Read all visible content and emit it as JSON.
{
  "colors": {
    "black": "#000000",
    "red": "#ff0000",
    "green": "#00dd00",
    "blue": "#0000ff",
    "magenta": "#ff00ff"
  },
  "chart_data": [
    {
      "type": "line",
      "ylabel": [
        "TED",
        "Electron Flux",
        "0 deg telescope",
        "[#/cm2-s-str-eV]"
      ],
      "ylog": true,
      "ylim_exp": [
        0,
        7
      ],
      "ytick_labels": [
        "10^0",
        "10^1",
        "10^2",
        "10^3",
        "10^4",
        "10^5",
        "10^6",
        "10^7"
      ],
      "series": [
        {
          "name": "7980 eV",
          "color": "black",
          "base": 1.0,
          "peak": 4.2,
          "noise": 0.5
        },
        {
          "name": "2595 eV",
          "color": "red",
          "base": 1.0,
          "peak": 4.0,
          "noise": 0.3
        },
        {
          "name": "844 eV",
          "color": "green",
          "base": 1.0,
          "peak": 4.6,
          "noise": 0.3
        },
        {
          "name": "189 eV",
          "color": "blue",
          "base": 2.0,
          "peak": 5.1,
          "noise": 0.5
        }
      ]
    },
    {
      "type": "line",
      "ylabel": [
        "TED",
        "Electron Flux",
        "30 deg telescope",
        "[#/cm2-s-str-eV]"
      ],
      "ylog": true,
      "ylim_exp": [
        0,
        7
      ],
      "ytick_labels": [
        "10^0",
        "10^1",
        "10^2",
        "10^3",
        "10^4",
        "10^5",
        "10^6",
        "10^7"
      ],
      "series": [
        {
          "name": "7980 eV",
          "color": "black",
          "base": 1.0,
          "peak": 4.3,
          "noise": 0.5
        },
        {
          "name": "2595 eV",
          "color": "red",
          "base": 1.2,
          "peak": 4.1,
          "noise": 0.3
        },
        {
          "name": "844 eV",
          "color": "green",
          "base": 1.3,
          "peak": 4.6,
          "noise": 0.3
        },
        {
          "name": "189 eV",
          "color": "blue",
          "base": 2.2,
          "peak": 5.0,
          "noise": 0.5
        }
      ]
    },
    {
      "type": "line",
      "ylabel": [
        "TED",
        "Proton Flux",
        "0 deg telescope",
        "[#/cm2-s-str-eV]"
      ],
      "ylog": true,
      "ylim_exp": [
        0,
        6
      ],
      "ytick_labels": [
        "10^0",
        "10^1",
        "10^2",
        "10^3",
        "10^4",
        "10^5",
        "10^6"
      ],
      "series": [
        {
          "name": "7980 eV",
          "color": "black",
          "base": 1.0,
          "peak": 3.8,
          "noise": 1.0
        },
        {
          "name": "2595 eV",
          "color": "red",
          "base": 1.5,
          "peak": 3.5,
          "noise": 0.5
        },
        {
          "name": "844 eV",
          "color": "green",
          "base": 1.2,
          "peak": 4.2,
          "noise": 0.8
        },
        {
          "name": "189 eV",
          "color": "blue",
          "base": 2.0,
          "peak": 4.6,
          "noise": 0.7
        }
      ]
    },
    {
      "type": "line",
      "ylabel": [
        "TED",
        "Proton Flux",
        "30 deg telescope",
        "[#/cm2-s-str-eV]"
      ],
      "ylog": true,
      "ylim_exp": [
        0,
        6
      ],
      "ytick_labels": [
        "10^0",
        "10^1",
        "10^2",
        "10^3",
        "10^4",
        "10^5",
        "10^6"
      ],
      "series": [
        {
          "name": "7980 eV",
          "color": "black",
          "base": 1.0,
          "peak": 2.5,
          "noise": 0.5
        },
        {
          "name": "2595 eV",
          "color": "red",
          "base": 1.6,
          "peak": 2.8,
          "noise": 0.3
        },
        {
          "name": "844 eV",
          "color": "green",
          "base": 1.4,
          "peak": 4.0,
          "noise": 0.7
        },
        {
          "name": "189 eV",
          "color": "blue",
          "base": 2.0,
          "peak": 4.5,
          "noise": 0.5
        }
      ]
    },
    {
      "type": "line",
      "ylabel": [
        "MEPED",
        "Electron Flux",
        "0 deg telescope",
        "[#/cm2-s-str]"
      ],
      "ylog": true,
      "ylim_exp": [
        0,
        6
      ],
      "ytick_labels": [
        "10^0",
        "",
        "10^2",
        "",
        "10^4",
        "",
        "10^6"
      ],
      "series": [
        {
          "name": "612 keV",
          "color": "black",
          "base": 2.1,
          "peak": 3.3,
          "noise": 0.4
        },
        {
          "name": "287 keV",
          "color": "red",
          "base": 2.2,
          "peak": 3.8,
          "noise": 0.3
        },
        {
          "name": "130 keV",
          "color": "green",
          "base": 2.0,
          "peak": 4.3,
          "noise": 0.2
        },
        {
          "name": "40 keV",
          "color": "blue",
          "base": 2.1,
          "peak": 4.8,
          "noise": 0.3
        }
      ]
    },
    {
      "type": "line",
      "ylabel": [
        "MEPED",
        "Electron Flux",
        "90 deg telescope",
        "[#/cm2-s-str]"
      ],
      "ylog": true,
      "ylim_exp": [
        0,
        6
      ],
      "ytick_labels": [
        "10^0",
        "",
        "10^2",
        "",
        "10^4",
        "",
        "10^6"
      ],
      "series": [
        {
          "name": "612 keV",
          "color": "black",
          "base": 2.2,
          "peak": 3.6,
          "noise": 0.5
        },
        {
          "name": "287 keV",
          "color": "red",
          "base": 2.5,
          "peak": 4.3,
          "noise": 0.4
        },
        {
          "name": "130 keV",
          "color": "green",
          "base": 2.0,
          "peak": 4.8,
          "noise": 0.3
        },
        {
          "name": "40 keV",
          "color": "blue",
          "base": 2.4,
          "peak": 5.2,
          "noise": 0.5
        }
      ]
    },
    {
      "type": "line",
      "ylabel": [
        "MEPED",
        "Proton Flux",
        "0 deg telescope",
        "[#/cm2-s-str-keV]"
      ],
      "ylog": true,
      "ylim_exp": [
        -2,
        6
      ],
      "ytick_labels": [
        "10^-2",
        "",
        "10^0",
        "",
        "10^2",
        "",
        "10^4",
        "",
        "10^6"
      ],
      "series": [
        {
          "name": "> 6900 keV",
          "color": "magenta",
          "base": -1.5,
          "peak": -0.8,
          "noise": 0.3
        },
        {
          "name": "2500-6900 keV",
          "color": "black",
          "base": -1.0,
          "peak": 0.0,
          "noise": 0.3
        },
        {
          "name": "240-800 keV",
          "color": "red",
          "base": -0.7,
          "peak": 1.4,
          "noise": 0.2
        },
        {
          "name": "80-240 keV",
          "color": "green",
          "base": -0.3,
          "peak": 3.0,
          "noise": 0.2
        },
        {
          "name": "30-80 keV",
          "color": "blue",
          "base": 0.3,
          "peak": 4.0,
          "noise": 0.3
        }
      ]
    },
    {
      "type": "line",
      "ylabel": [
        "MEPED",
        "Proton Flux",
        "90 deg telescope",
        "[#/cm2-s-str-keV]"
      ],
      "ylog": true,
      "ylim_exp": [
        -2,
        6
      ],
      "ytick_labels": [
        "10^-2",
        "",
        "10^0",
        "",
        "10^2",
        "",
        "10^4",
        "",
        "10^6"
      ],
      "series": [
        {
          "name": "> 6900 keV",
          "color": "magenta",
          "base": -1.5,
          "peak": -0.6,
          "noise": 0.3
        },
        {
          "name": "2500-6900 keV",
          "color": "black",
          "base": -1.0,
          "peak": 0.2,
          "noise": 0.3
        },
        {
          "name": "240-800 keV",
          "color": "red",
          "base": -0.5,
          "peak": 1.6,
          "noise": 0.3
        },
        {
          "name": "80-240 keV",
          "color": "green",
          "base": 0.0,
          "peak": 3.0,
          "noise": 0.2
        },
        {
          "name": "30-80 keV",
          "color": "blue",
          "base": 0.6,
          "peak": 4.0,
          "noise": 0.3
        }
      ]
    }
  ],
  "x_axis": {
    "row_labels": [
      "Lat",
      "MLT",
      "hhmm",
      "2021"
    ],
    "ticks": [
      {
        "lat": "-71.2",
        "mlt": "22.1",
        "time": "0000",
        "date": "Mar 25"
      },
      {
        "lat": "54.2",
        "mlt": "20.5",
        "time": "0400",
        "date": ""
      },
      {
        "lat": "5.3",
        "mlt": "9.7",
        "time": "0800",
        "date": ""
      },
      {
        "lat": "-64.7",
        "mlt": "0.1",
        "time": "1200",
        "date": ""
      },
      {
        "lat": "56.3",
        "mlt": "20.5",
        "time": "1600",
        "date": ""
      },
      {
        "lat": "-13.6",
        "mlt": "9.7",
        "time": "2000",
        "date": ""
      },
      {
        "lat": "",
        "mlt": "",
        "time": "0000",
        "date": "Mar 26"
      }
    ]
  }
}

**What is being asked**
Locate the word "time" in the records above, and return each line that has it.

**Solved exercise**
        "time": "0000",
        "time": "0400",
        "time": "0800",
        "time": "1200",
        "time": "1600",
        "time": "2000",
        "time": "0000",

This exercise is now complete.